§ REQUEST:
Every entry must be given again exactly.

++++

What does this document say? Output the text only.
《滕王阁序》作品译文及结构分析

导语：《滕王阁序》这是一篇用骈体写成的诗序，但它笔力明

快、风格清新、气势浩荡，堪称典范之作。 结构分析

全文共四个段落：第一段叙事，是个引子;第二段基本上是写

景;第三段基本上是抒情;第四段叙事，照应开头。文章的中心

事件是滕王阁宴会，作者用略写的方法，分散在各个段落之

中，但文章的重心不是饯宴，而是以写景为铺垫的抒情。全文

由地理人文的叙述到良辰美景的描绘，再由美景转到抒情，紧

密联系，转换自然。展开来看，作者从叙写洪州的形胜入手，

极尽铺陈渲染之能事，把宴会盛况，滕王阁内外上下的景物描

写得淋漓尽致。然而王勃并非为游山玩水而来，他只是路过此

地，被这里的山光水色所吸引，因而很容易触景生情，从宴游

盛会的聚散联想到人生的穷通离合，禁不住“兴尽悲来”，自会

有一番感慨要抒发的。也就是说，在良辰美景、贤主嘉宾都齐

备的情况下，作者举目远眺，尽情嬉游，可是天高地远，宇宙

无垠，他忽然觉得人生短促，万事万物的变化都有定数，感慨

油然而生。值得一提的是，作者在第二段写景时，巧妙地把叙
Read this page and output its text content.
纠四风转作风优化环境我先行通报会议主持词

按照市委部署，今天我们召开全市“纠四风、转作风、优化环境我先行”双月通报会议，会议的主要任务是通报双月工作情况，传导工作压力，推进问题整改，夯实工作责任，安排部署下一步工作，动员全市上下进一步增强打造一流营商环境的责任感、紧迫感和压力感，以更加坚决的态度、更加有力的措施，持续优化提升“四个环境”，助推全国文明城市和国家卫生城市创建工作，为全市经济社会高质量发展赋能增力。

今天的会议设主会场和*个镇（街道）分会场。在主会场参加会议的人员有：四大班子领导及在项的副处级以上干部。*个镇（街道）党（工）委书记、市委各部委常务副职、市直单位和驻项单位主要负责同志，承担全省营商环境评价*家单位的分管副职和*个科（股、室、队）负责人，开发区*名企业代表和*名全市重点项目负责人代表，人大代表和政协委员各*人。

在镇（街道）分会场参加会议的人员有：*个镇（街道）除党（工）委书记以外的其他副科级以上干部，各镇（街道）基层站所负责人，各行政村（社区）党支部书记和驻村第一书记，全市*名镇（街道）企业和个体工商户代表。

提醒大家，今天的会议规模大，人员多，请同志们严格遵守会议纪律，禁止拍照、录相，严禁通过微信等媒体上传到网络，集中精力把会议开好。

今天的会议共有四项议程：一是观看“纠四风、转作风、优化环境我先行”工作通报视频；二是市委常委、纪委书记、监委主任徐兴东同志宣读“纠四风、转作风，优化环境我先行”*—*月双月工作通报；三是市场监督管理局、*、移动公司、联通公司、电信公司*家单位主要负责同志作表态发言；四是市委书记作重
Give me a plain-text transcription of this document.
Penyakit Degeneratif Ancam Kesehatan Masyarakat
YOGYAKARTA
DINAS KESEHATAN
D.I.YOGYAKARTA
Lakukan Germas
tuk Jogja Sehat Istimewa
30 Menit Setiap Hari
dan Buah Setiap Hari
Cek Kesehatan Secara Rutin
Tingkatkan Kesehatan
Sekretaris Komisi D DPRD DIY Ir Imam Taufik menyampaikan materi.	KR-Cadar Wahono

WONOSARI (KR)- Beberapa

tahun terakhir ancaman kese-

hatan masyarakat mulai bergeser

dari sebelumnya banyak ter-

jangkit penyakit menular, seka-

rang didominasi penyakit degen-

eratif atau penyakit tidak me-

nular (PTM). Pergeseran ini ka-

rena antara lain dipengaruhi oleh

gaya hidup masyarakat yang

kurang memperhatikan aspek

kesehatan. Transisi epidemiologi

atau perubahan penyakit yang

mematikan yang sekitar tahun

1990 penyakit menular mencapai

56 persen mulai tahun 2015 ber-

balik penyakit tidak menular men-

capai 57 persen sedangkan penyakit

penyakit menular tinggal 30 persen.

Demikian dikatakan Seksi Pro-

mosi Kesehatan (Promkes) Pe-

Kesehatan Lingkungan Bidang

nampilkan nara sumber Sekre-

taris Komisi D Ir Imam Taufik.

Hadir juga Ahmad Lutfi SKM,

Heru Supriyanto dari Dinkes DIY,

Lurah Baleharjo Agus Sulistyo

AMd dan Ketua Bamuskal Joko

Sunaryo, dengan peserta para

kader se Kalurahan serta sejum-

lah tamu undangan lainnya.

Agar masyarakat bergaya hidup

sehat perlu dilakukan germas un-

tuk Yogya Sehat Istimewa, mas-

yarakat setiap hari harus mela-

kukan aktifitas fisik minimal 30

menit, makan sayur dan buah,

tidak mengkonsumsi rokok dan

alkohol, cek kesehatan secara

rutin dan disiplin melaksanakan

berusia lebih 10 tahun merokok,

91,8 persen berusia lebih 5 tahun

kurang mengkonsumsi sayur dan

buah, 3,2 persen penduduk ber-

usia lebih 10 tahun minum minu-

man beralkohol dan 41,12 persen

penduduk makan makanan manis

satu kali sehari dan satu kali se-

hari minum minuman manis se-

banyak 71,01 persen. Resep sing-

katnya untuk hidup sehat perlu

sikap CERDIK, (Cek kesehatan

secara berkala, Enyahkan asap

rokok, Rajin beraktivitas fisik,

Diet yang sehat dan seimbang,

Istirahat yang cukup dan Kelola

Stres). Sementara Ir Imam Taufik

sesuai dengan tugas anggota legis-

++++

§ RESPONSE FOR THIS EXERCISE:
What does this document say? Output the text only.
《滕王阁序》作品译文及结构分析

导语：《滕王阁序》这是一篇用骈体写成的诗序，但它笔力明

快、风格清新、气势浩荡，堪称典范之作。 结构分析

全文共四个段落：第一段叙事，是个引子;第二段基本上是写

景;第三段基本上是抒情;第四段叙事，照应开头。文章的中心

事件是滕王阁宴会，作者用略写的方法，分散在各个段落之

中，但文章的重心不是饯宴，而是以写景为铺垫的抒情。全文

由地理人文的叙述到良辰美景的描绘，再由美景转到抒情，紧

密联系，转换自然。展开来看，作者从叙写洪州的形胜入手，

极尽铺陈渲染之能事，把宴会盛况，滕王阁内外上下的景物描

写得淋漓尽致。然而王勃并非为游山玩水而来，他只是路过此

地，被这里的山光水色所吸引，因而很容易触景生情，从宴游

盛会的聚散联想到人生的穷通离合，禁不住“兴尽悲来”，自会

有一番感慨要抒发的。也就是说，在良辰美景、贤主嘉宾都齐

备的情况下，作者举目远眺，尽情嬉游，可是天高地远，宇宙

无垠，他忽然觉得人生短促，万事万物的变化都有定数，感慨

油然而生。值得一提的是，作者在第二段写景时，巧妙地把叙
Read this page and output its text content.
纠四风转作风优化环境我先行通报会议主持词

按照市委部署，今天我们召开全市“纠四风、转作风、优化环境我先行”双月通报会议，会议的主要任务是通报双月工作情况，传导工作压力，推进问题整改，夯实工作责任，安排部署下一步工作，动员全市上下进一步增强打造一流营商环境的责任感、紧迫感和压力感，以更加坚决的态度、更加有力的措施，持续优化提升“四个环境”，助推全国文明城市和国家卫生城市创建工作，为全市经济社会高质量发展赋能增力。

今天的会议设主会场和*个镇（街道）分会场。在主会场参加会议的人员有：四大班子领导及在项的副处级以上干部。*个镇（街道）党（工）委书记、市委各部委常务副职、市直单位和驻项单位主要负责同志，承担全省营商环境评价*家单位的分管副职和*个科（股、室、队）负责人，开发区*名企业代表和*名全市重点项目负责人代表，人大代表和政协委员各*人。

在镇（街道）分会场参加会议的人员有：*个镇（街道）除党（工）委书记以外的其他副科级以上干部，各镇（街道）基层站所负责人，各行政村（社区）党支部书记和驻村第一书记，全市*名镇（街道）企业和个体工商户代表。

提醒大家，今天的会议规模大，人员多，请同志们严格遵守会议纪律，禁止拍照、录相，严禁通过微信等媒体上传到网络，集中精力把会议开好。

今天的会议共有四项议程：一是观看“纠四风、转作风、优化环境我先行”工作通报视频；二是市委常委、纪委书记、监委主任徐兴东同志宣读“纠四风、转作风，优化环境我先行”*—*月双月工作通报；三是市场监督管理局、*、移动公司、联通公司、电信公司*家单位主要负责同志作表态发言；四是市委书记作重
Give me a plain-text transcription of this document.
Penyakit Degeneratif Ancam Kesehatan Masyarakat
YOGYAKARTA
DINAS KESEHATAN
D.I.YOGYAKARTA
Lakukan Germas
tuk Jogja Sehat Istimewa
30 Menit Setiap Hari
dan Buah Setiap Hari
Cek Kesehatan Secara Rutin
Tingkatkan Kesehatan
Sekretaris Komisi D DPRD DIY Ir Imam Taufik menyampaikan materi.	KR-Cadar Wahono

WONOSARI (KR)- Beberapa

tahun terakhir ancaman kese-

hatan masyarakat mulai bergeser

dari sebelumnya banyak ter-

jangkit penyakit menular, seka-

rang didominasi penyakit degen-

eratif atau penyakit tidak me-

nular (PTM). Pergeseran ini ka-

rena antara lain dipengaruhi oleh

gaya hidup masyarakat yang

kurang memperhatikan aspek

kesehatan. Transisi epidemiologi

atau perubahan penyakit yang

mematikan yang sekitar tahun

1990 penyakit menular mencapai

56 persen mulai tahun 2015 ber-

balik penyakit tidak menular men-

capai 57 persen sedangkan penyakit

penyakit menular tinggal 30 persen.

Demikian dikatakan Seksi Pro-

mosi Kesehatan (Promkes) Pe-

Kesehatan Lingkungan Bidang

nampilkan nara sumber Sekre-

taris Komisi D Ir Imam Taufik.

Hadir juga Ahmad Lutfi SKM,

Heru Supriyanto dari Dinkes DIY,

Lurah Baleharjo Agus Sulistyo

AMd dan Ketua Bamuskal Joko

Sunaryo, dengan peserta para

kader se Kalurahan serta sejum-

lah tamu undangan lainnya.

Agar masyarakat bergaya hidup

sehat perlu dilakukan germas un-

tuk Yogya Sehat Istimewa, mas-

yarakat setiap hari harus mela-

kukan aktifitas fisik minimal 30

menit, makan sayur dan buah,

tidak mengkonsumsi rokok dan

alkohol, cek kesehatan secara

rutin dan disiplin melaksanakan

berusia lebih 10 tahun merokok,

91,8 persen berusia lebih 5 tahun

kurang mengkonsumsi sayur dan

buah, 3,2 persen penduduk ber-

usia lebih 10 tahun minum minu-

man beralkohol dan 41,12 persen

penduduk makan makanan manis

satu kali sehari dan satu kali se-

hari minum minuman manis se-

banyak 71,01 persen. Resep sing-

katnya untuk hidup sehat perlu

sikap CERDIK, (Cek kesehatan

secara berkala, Enyahkan asap

rokok, Rajin beraktivitas fisik,

Diet yang sehat dan seimbang,

Istirahat yang cukup dan Kelola

Stres). Sementara Ir Imam Taufik

sesuai dengan tugas anggota legis-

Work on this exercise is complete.